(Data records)
— start —
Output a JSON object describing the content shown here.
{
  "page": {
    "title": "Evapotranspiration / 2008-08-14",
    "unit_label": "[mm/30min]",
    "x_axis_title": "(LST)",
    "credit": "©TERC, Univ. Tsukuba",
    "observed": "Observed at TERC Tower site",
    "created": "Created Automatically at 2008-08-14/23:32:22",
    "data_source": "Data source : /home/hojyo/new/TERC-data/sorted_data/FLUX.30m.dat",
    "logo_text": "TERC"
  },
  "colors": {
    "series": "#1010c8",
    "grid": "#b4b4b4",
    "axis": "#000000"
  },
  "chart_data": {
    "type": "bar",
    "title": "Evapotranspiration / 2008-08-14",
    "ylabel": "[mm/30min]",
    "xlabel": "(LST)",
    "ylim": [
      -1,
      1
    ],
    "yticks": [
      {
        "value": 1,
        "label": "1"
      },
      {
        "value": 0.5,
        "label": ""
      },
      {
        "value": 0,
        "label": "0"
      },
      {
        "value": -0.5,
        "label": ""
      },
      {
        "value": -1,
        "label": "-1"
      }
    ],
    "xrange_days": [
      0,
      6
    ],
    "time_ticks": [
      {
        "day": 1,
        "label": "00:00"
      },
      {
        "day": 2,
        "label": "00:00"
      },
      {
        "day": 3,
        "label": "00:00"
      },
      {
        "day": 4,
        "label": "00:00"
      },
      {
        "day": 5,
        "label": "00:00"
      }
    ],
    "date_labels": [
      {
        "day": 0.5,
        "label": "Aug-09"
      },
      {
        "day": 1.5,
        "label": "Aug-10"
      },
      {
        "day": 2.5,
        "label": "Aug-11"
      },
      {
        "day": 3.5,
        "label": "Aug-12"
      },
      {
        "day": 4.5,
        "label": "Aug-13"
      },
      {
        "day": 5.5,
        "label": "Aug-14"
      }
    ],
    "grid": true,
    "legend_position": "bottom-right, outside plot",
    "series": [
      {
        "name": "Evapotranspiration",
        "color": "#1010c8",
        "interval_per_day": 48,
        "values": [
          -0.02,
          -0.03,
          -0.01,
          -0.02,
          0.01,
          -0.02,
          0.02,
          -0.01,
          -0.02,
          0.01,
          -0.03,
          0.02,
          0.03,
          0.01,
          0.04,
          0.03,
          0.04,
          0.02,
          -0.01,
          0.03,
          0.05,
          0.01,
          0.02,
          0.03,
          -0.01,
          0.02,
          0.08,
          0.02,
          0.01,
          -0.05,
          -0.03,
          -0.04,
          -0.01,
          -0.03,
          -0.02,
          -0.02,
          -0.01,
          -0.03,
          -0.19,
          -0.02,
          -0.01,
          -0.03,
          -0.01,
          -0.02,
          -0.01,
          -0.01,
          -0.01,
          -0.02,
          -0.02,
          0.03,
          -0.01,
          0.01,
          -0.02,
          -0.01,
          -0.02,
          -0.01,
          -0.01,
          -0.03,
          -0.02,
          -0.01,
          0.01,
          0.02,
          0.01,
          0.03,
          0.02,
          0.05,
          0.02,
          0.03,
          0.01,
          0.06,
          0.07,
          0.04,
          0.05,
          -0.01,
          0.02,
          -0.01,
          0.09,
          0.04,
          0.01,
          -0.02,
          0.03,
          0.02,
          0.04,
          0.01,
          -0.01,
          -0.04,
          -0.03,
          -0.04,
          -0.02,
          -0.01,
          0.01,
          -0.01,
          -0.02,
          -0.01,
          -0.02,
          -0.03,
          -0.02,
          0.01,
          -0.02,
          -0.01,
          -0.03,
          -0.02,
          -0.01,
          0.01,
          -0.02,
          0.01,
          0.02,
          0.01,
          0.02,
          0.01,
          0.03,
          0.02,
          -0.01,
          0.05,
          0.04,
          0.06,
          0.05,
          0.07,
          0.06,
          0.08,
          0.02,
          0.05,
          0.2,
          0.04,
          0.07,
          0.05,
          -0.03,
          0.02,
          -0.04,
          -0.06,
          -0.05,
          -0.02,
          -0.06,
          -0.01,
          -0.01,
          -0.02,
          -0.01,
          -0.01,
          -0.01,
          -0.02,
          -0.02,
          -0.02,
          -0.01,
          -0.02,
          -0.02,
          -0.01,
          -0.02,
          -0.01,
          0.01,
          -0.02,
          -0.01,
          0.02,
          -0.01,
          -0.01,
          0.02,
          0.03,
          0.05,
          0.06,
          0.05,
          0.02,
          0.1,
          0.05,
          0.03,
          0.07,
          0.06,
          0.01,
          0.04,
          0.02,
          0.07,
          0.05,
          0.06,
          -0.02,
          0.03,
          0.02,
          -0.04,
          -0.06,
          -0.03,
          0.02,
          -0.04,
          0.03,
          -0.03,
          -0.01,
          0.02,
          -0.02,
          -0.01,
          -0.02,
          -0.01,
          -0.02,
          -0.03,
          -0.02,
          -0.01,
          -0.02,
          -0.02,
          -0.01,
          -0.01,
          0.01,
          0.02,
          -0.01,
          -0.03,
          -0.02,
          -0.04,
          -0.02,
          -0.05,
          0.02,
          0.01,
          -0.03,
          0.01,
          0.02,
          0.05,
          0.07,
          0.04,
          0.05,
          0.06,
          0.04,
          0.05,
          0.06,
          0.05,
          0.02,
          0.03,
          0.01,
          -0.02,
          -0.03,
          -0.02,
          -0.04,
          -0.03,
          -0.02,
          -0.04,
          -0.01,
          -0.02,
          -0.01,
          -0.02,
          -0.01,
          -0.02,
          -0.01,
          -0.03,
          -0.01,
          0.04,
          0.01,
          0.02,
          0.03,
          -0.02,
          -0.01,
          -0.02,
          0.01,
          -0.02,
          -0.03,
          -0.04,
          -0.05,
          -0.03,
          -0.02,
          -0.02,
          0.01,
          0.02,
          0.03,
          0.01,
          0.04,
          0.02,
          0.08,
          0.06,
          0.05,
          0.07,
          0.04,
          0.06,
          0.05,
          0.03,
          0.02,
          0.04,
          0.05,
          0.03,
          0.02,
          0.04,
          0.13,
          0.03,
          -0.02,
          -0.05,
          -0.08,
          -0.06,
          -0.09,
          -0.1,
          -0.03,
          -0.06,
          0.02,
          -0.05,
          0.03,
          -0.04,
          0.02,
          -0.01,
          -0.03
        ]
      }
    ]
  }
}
— end —
## THE PROBLEM
Go through the records above and retype each one exactly.

## EXERCISE OUTPUT
Output a JSON object describing the content shown here.
{
  "page": {
    "title": "Evapotranspiration / 2008-08-14",
    "unit_label": "[mm/30min]",
    "x_axis_title": "(LST)",
    "credit": "©TERC, Univ. Tsukuba",
    "observed": "Observed at TERC Tower site",
    "created": "Created Automatically at 2008-08-14/23:32:22",
    "data_source": "Data source : /home/hojyo/new/TERC-data/sorted_data/FLUX.30m.dat",
    "logo_text": "TERC"
  },
  "colors": {
    "series": "#1010c8",
    "grid": "#b4b4b4",
    "axis": "#000000"
  },
  "chart_data": {
    "type": "bar",
    "title": "Evapotranspiration / 2008-08-14",
    "ylabel": "[mm/30min]",
    "xlabel": "(LST)",
    "ylim": [
      -1,
      1
    ],
    "yticks": [
      {
        "value": 1,
        "label": "1"
      },
      {
        "value": 0.5,
        "label": ""
      },
      {
        "value": 0,
        "label": "0"
      },
      {
        "value": -0.5,
        "label": ""
      },
      {
        "value": -1,
        "label": "-1"
      }
    ],
    "xrange_days": [
      0,
      6
    ],
    "time_ticks": [
      {
        "day": 1,
        "label": "00:00"
      },
      {
        "day": 2,
        "label": "00:00"
      },
      {
        "day": 3,
        "label": "00:00"
      },
      {
        "day": 4,
        "label": "00:00"
      },
      {
        "day": 5,
        "label": "00:00"
      }
    ],
    "date_labels": [
      {
        "day": 0.5,
        "label": "Aug-09"
      },
      {
        "day": 1.5,
        "label": "Aug-10"
      },
      {
        "day": 2.5,
        "label": "Aug-11"
      },
      {
        "day": 3.5,
        "label": "Aug-12"
      },
      {
        "day": 4.5,
        "label": "Aug-13"
      },
      {
        "day": 5.5,
        "label": "Aug-14"
      }
    ],
    "grid": true,
    "legend_position": "bottom-right, outside plot",
    "series": [
      {
        "name": "Evapotranspiration",
        "color": "#1010c8",
        "interval_per_day": 48,
        "values": [
          -0.02,
          -0.03,
          -0.01,
          -0.02,
          0.01,
          -0.02,
          0.02,
          -0.01,
          -0.02,
          0.01,
          -0.03,
          0.02,
          0.03,
          0.01,
          0.04,
          0.03,
          0.04,
          0.02,
          -0.01,
          0.03,
          0.05,
          0.01,
          0.02,
          0.03,
          -0.01,
          0.02,
          0.08,
          0.02,
          0.01,
          -0.05,
          -0.03,
          -0.04,
          -0.01,
          -0.03,
          -0.02,
          -0.02,
          -0.01,
          -0.03,
          -0.19,
          -0.02,
          -0.01,
          -0.03,
          -0.01,
          -0.02,
          -0.01,
          -0.01,
          -0.01,
          -0.02,
          -0.02,
          0.03,
          -0.01,
          0.01,
          -0.02,
          -0.01,
          -0.02,
          -0.01,
          -0.01,
          -0.03,
          -0.02,
          -0.01,
          0.01,
          0.02,
          0.01,
          0.03,
          0.02,
          0.05,
          0.02,
          0.03,
          0.01,
          0.06,
          0.07,
          0.04,
          0.05,
          -0.01,
          0.02,
          -0.01,
          0.09,
          0.04,
          0.01,
          -0.02,
          0.03,
          0.02,
          0.04,
          0.01,
          -0.01,
          -0.04,
          -0.03,
          -0.04,
          -0.02,
          -0.01,
          0.01,
          -0.01,
          -0.02,
          -0.01,
          -0.02,
          -0.03,
          -0.02,
          0.01,
          -0.02,
          -0.01,
          -0.03,
          -0.02,
          -0.01,
          0.01,
          -0.02,
          0.01,
          0.02,
          0.01,
          0.02,
          0.01,
          0.03,
          0.02,
          -0.01,
          0.05,
          0.04,
          0.06,
          0.05,
          0.07,
          0.06,
          0.08,
          0.02,
          0.05,
          0.2,
          0.04,
          0.07,
          0.05,
          -0.03,
          0.02,
          -0.04,
          -0.06,
          -0.05,
          -0.02,
          -0.06,
          -0.01,
          -0.01,
          -0.02,
          -0.01,
          -0.01,
          -0.01,
          -0.02,
          -0.02,
          -0.02,
          -0.01,
          -0.02,
          -0.02,
          -0.01,
          -0.02,
          -0.01,
          0.01,
          -0.02,
          -0.01,
          0.02,
          -0.01,
          -0.01,
          0.02,
          0.03,
          0.05,
          0.06,
          0.05,
          0.02,
          0.1,
          0.05,
          0.03,
          0.07,
          0.06,
          0.01,
          0.04,
          0.02,
          0.07,
          0.05,
          0.06,
          -0.02,
          0.03,
          0.02,
          -0.04,
          -0.06,
          -0.03,
          0.02,
          -0.04,
          0.03,
          -0.03,
          -0.01,
          0.02,
          -0.02,
          -0.01,
          -0.02,
          -0.01,
          -0.02,
          -0.03,
          -0.02,
          -0.01,
          -0.02,
          -0.02,
          -0.01,
          -0.01,
          0.01,
          0.02,
          -0.01,
          -0.03,
          -0.02,
          -0.04,
          -0.02,
          -0.05,
          0.02,
          0.01,
          -0.03,
          0.01,
          0.02,
          0.05,
          0.07,
          0.04,
          0.05,
          0.06,
          0.04,
          0.05,
          0.06,
          0.05,
          0.02,
          0.03,
          0.01,
          -0.02,
          -0.03,
          -0.02,
          -0.04,
          -0.03,
          -0.02,
          -0.04,
          -0.01,
          -0.02,
          -0.01,
          -0.02,
          -0.01,
          -0.02,
          -0.01,
          -0.03,
          -0.01,
          0.04,
          0.01,
          0.02,
          0.03,
          -0.02,
          -0.01,
          -0.02,
          0.01,
          -0.02,
          -0.03,
          -0.04,
          -0.05,
          -0.03,
          -0.02,
          -0.02,
          0.01,
          0.02,
          0.03,
          0.01,
          0.04,
          0.02,
          0.08,
          0.06,
          0.05,
          0.07,
          0.04,
          0.06,
          0.05,
          0.03,
          0.02,
          0.04,
          0.05,
          0.03,
          0.02,
          0.04,
          0.13,
          0.03,
          -0.02,
          -0.05,
          -0.08,
          -0.06,
          -0.09,
          -0.1,
          -0.03,
          -0.06,
          0.02,
          -0.05,
          0.03,
          -0.04,
          0.02,
          -0.01,
          -0.03
        ]
      }
    ]
  }
}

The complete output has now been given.